__SET PROBLEM__. Below is some material; transcribe all of it exactly.

__PROVIDED DATA__.
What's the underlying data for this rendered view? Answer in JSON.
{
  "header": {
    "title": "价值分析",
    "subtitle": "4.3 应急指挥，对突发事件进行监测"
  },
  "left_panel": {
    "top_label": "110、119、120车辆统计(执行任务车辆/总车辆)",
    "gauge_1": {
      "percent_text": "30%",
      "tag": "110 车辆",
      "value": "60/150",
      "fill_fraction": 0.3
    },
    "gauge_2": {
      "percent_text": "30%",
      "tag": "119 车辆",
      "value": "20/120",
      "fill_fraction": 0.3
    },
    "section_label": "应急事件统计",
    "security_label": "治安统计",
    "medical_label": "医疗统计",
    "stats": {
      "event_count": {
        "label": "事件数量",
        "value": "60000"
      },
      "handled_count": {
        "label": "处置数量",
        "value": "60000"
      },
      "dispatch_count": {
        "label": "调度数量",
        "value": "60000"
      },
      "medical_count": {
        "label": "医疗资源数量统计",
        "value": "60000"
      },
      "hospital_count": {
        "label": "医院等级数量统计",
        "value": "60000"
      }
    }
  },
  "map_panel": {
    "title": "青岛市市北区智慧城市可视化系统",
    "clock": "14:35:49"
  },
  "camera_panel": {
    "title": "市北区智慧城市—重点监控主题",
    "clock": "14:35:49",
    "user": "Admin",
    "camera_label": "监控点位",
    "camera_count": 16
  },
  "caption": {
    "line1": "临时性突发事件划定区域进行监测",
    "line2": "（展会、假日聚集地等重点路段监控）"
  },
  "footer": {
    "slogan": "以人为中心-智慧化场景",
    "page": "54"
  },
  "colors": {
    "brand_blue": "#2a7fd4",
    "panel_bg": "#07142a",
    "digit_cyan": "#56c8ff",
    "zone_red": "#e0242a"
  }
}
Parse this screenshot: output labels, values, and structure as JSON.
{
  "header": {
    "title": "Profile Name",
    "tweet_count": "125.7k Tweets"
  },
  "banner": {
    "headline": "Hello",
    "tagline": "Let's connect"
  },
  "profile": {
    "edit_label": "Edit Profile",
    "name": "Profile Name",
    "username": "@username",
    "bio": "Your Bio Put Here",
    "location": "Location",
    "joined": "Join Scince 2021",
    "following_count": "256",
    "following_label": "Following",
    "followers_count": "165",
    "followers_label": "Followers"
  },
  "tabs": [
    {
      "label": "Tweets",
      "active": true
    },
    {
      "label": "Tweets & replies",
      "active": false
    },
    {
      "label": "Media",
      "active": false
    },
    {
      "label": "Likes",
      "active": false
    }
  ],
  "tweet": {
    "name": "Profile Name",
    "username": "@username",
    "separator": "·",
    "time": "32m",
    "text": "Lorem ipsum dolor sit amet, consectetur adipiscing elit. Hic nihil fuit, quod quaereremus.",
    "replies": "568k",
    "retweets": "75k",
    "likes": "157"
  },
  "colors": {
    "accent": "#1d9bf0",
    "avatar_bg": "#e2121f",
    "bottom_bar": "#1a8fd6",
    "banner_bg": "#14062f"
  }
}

__REPLY__.
What's the underlying data for this rendered view? Answer in JSON.
{
  "header": {
    "title": "价值分析",
    "subtitle": "4.3 应急指挥，对突发事件进行监测"
  },
  "left_panel": {
    "top_label": "110、119、120车辆统计(执行任务车辆/总车辆)",
    "gauge_1": {
      "percent_text": "30%",
      "tag": "110 车辆",
      "value": "60/150",
      "fill_fraction": 0.3
    },
    "gauge_2": {
      "percent_text": "30%",
      "tag": "119 车辆",
      "value": "20/120",
      "fill_fraction": 0.3
    },
    "section_label": "应急事件统计",
    "security_label": "治安统计",
    "medical_label": "医疗统计",
    "stats": {
      "event_count": {
        "label": "事件数量",
        "value": "60000"
      },
      "handled_count": {
        "label": "处置数量",
        "value": "60000"
      },
      "dispatch_count": {
        "label": "调度数量",
        "value": "60000"
      },
      "medical_count": {
        "label": "医疗资源数量统计",
        "value": "60000"
      },
      "hospital_count": {
        "label": "医院等级数量统计",
        "value": "60000"
      }
    }
  },
  "map_panel": {
    "title": "青岛市市北区智慧城市可视化系统",
    "clock": "14:35:49"
  },
  "camera_panel": {
    "title": "市北区智慧城市—重点监控主题",
    "clock": "14:35:49",
    "user": "Admin",
    "camera_label": "监控点位",
    "camera_count": 16
  },
  "caption": {
    "line1": "临时性突发事件划定区域进行监测",
    "line2": "（展会、假日聚集地等重点路段监控）"
  },
  "footer": {
    "slogan": "以人为中心-智慧化场景",
    "page": "54"
  },
  "colors": {
    "brand_blue": "#2a7fd4",
    "panel_bg": "#07142a",
    "digit_cyan": "#56c8ff",
    "zone_red": "#e0242a"
  }
}
Parse this screenshot: output labels, values, and structure as JSON.
{
  "header": {
    "title": "Profile Name",
    "tweet_count": "125.7k Tweets"
  },
  "banner": {
    "headline": "Hello",
    "tagline": "Let's connect"
  },
  "profile": {
    "edit_label": "Edit Profile",
    "name": "Profile Name",
    "username": "@username",
    "bio": "Your Bio Put Here",
    "location": "Location",
    "joined": "Join Scince 2021",
    "following_count": "256",
    "following_label": "Following",
    "followers_count": "165",
    "followers_label": "Followers"
  },
  "tabs": [
    {
      "label": "Tweets",
      "active": true
    },
    {
      "label": "Tweets & replies",
      "active": false
    },
    {
      "label": "Media",
      "active": false
    },
    {
      "label": "Likes",
      "active": false
    }
  ],
  "tweet": {
    "name": "Profile Name",
    "username": "@username",
    "separator": "·",
    "time": "32m",
    "text": "Lorem ipsum dolor sit amet, consectetur adipiscing elit. Hic nihil fuit, quod quaereremus.",
    "replies": "568k",
    "retweets": "75k",
    "likes": "157"
  },
  "colors": {
    "accent": "#1d9bf0",
    "avatar_bg": "#e2121f",
    "bottom_bar": "#1a8fd6",
    "banner_bg": "#14062f"
  }
}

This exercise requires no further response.